======== DATA EXTRACT

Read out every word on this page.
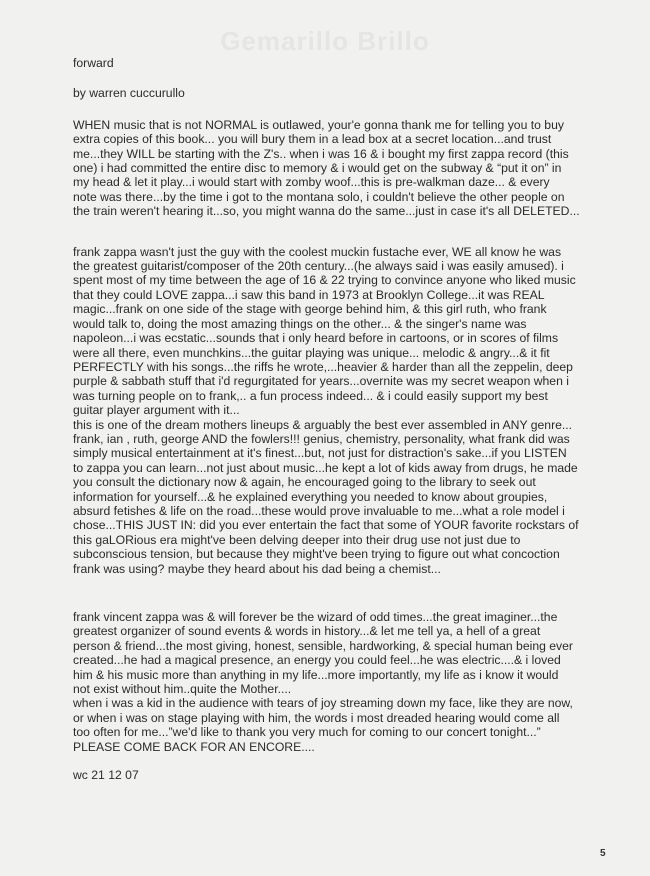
Gemarillo Brillo

forward

by warren cuccurullo

WHEN music that is not NORMAL is outlawed, your'e gonna thank me for telling you to buy
extra copies of this book... you will bury them in a lead box at a secret location...and trust
me...they WILL be starting with the Z's.. when i was 16 & i bought my first zappa record (this
one) i had committed the entire disc to memory & i would get on the subway & “put it on” in
my head & let it play...i would start with zomby woof...this is pre-walkman daze... & every
note was there...by the time i got to the montana solo, i couldn't believe the other people on
the train weren't hearing it...so, you might wanna do the same...just in case it's all DELETED...

frank zappa wasn't just the guy with the coolest muckin fustache ever, WE all know he was
the greatest guitarist/composer of the 20th century...(he always said i was easily amused). i
spent most of my time between the age of 16 & 22 trying to convince anyone who liked music
that they could LOVE zappa...i saw this band in 1973 at Brooklyn College...it was REAL
magic...frank on one side of the stage with george behind him, & this girl ruth, who frank
would talk to, doing the most amazing things on the other... & the singer's name was
napoleon...i was ecstatic...sounds that i only heard before in cartoons, or in scores of films
were all there, even munchkins...the guitar playing was unique... melodic & angry...& it fit
PERFECTLY with his songs...the riffs he wrote,...heavier & harder than all the zeppelin, deep
purple & sabbath stuff that i'd regurgitated for years...overnite was my secret weapon when i
was turning people on to frank,.. a fun process indeed... & i could easily support my best
guitar player argument with it...
this is one of the dream mothers lineups & arguably the best ever assembled in ANY genre...
frank, ian , ruth, george AND the fowlers!!! genius, chemistry, personality, what frank did was
simply musical entertainment at it's finest...but, not just for distraction's sake...if you LISTEN
to zappa you can learn...not just about music...he kept a lot of kids away from drugs, he made
you consult the dictionary now & again, he encouraged going to the library to seek out
information for yourself...& he explained everything you needed to know about groupies,
absurd fetishes & life on the road...these would prove invaluable to me...what a role model i
chose...THIS JUST IN: did you ever entertain the fact that some of YOUR favorite rockstars of
this gaLORious era might've been delving deeper into their drug use not just due to
subconscious tension, but because they might've been trying to figure out what concoction
frank was using? maybe they heard about his dad being a chemist...

frank vincent zappa was & will forever be the wizard of odd times...the great imaginer...the
greatest organizer of sound events & words in history...& let me tell ya, a hell of a great
person & friend...the most giving, honest, sensible, hardworking, & special human being ever
created...he had a magical presence, an energy you could feel...he was electric....& i loved
him & his music more than anything in my life...more importantly, my life as i know it would
not exist without him..quite the Mother....

when i was a kid in the audience with tears of joy streaming down my face, like they are now,
or when i was on stage playing with him, the words i most dreaded hearing would come all
too often for me...”we'd like to thank you very much for coming to our concert tonight...”
PLEASE COME BACK FOR AN ENCORE....

wc 21 12 07

5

================

Transcribe the whole listing exactly. Pictures stay out of your copy.

* CORRECT RESULT
Read out every word on this page.
Gemarillo Brillo

forward

by warren cuccurullo

WHEN music that is not NORMAL is outlawed, your'e gonna thank me for telling you to buy
extra copies of this book... you will bury them in a lead box at a secret location...and trust
me...they WILL be starting with the Z's.. when i was 16 & i bought my first zappa record (this
one) i had committed the entire disc to memory & i would get on the subway & “put it on” in
my head & let it play...i would start with zomby woof...this is pre-walkman daze... & every
note was there...by the time i got to the montana solo, i couldn't believe the other people on
the train weren't hearing it...so, you might wanna do the same...just in case it's all DELETED...

frank zappa wasn't just the guy with the coolest muckin fustache ever, WE all know he was
the greatest guitarist/composer of the 20th century...(he always said i was easily amused). i
spent most of my time between the age of 16 & 22 trying to convince anyone who liked music
that they could LOVE zappa...i saw this band in 1973 at Brooklyn College...it was REAL
magic...frank on one side of the stage with george behind him, & this girl ruth, who frank
would talk to, doing the most amazing things on the other... & the singer's name was
napoleon...i was ecstatic...sounds that i only heard before in cartoons, or in scores of films
were all there, even munchkins...the guitar playing was unique... melodic & angry...& it fit
PERFECTLY with his songs...the riffs he wrote,...heavier & harder than all the zeppelin, deep
purple & sabbath stuff that i'd regurgitated for years...overnite was my secret weapon when i
was turning people on to frank,.. a fun process indeed... & i could easily support my best
guitar player argument with it...
this is one of the dream mothers lineups & arguably the best ever assembled in ANY genre...
frank, ian , ruth, george AND the fowlers!!! genius, chemistry, personality, what frank did was
simply musical entertainment at it's finest...but, not just for distraction's sake...if you LISTEN
to zappa you can learn...not just about music...he kept a lot of kids away from drugs, he made
you consult the dictionary now & again, he encouraged going to the library to seek out
information for yourself...& he explained everything you needed to know about groupies,
absurd fetishes & life on the road...these would prove invaluable to me...what a role model i
chose...THIS JUST IN: did you ever entertain the fact that some of YOUR favorite rockstars of
this gaLORious era might've been delving deeper into their drug use not just due to
subconscious tension, but because they might've been trying to figure out what concoction
frank was using? maybe they heard about his dad being a chemist...

frank vincent zappa was & will forever be the wizard of odd times...the great imaginer...the
greatest organizer of sound events & words in history...& let me tell ya, a hell of a great
person & friend...the most giving, honest, sensible, hardworking, & special human being ever
created...he had a magical presence, an energy you could feel...he was electric....& i loved
him & his music more than anything in my life...more importantly, my life as i know it would
not exist without him..quite the Mother....

when i was a kid in the audience with tears of joy streaming down my face, like they are now,
or when i was on stage playing with him, the words i most dreaded hearing would come all
too often for me...”we'd like to thank you very much for coming to our concert tonight...”
PLEASE COME BACK FOR AN ENCORE....

wc 21 12 07

5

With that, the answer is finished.